» **Given task**
Your task is to write out the complete listing exactly as it is shown.

» **Supplied material**
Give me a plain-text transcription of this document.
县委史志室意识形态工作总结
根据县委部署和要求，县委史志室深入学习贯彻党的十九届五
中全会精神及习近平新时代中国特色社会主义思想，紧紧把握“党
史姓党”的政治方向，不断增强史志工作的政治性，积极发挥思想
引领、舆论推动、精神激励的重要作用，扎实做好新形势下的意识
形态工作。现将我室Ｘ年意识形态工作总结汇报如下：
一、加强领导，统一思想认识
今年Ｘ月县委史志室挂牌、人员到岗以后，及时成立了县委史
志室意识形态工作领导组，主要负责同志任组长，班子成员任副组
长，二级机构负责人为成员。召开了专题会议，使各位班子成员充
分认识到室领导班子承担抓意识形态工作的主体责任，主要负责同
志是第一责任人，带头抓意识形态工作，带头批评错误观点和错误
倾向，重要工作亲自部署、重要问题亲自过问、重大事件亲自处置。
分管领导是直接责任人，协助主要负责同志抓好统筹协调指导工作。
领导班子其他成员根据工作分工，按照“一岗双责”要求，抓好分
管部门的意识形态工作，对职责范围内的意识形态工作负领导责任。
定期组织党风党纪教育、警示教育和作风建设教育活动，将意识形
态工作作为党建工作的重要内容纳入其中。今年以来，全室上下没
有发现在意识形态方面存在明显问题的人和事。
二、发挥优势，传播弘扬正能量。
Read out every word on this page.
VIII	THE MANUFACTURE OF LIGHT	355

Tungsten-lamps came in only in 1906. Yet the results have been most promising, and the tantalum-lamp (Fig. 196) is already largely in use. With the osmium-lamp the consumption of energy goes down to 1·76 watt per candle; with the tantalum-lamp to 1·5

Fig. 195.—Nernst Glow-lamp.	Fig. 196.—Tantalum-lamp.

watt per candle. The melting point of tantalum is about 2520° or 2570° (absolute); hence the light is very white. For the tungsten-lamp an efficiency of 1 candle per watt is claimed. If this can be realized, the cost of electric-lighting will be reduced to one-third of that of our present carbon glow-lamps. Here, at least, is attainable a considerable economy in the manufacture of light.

» **Task answer**
Give me a plain-text transcription of this document.
县委史志室意识形态工作总结
根据县委部署和要求，县委史志室深入学习贯彻党的十九届五
中全会精神及习近平新时代中国特色社会主义思想，紧紧把握“党
史姓党”的政治方向，不断增强史志工作的政治性，积极发挥思想
引领、舆论推动、精神激励的重要作用，扎实做好新形势下的意识
形态工作。现将我室Ｘ年意识形态工作总结汇报如下：
一、加强领导，统一思想认识
今年Ｘ月县委史志室挂牌、人员到岗以后，及时成立了县委史
志室意识形态工作领导组，主要负责同志任组长，班子成员任副组
长，二级机构负责人为成员。召开了专题会议，使各位班子成员充
分认识到室领导班子承担抓意识形态工作的主体责任，主要负责同
志是第一责任人，带头抓意识形态工作，带头批评错误观点和错误
倾向，重要工作亲自部署、重要问题亲自过问、重大事件亲自处置。
分管领导是直接责任人，协助主要负责同志抓好统筹协调指导工作。
领导班子其他成员根据工作分工，按照“一岗双责”要求，抓好分
管部门的意识形态工作，对职责范围内的意识形态工作负领导责任。
定期组织党风党纪教育、警示教育和作风建设教育活动，将意识形
态工作作为党建工作的重要内容纳入其中。今年以来，全室上下没
有发现在意识形态方面存在明显问题的人和事。
二、发挥优势，传播弘扬正能量。
Read out every word on this page.
VIII	THE MANUFACTURE OF LIGHT	355

Tungsten-lamps came in only in 1906. Yet the results have been most promising, and the tantalum-lamp (Fig. 196) is already largely in use. With the osmium-lamp the consumption of energy goes down to 1·76 watt per candle; with the tantalum-lamp to 1·5

Fig. 195.—Nernst Glow-lamp.	Fig. 196.—Tantalum-lamp.

watt per candle. The melting point of tantalum is about 2520° or 2570° (absolute); hence the light is very white. For the tungsten-lamp an efficiency of 1 candle per watt is claimed. If this can be realized, the cost of electric-lighting will be reduced to one-third of that of our present carbon glow-lamps. Here, at least, is attainable a considerable economy in the manufacture of light.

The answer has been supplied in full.